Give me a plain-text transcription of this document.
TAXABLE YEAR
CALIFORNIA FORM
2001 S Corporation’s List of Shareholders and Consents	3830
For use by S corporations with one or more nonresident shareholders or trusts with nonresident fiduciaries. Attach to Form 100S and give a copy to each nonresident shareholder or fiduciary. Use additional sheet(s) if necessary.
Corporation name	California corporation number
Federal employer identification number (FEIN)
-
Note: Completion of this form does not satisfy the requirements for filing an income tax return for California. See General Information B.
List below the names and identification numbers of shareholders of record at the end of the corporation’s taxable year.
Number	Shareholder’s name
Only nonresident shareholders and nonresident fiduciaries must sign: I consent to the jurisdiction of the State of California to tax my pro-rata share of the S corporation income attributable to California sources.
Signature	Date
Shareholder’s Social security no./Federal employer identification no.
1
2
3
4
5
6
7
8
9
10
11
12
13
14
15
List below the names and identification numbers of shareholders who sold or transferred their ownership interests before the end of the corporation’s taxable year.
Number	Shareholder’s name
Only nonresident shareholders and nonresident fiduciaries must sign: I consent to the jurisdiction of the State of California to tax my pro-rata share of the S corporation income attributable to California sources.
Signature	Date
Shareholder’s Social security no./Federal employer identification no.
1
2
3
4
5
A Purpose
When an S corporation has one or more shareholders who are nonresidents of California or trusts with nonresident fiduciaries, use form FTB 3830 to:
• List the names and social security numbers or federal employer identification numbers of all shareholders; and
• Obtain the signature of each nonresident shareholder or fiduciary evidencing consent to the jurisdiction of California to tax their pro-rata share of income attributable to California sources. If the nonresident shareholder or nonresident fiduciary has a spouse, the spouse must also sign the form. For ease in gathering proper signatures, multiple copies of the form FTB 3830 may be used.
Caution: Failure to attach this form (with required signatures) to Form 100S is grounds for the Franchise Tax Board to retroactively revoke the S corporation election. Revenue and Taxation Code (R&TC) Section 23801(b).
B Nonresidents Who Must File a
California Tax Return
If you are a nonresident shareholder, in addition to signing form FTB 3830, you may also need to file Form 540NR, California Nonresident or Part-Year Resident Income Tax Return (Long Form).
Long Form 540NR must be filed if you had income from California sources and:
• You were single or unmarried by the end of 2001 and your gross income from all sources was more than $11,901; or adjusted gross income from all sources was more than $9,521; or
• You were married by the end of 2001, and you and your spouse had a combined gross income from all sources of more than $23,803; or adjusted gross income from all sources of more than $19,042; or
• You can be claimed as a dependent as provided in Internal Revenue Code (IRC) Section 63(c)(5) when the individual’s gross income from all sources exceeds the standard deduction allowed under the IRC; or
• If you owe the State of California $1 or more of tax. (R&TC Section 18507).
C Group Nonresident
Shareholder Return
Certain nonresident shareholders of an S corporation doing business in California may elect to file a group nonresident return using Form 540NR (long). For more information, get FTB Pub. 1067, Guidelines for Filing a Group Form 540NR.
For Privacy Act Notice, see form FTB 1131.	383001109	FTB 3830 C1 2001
==*==
▶ [GIVEN TASK]: Pick out the lines containing the word "were" and show them.

▶ [SOLVED PROBLEM]:
• You were single or unmarried by the end of 2001 and your gross income from all sources was more than $11,901; or adjusted gross income from all sources was more than $9,521; or
• You were married by the end of 2001, and you and your spouse had a combined gross income from all sources of more than $23,803; or adjusted gross income from all sources of more than $19,042; or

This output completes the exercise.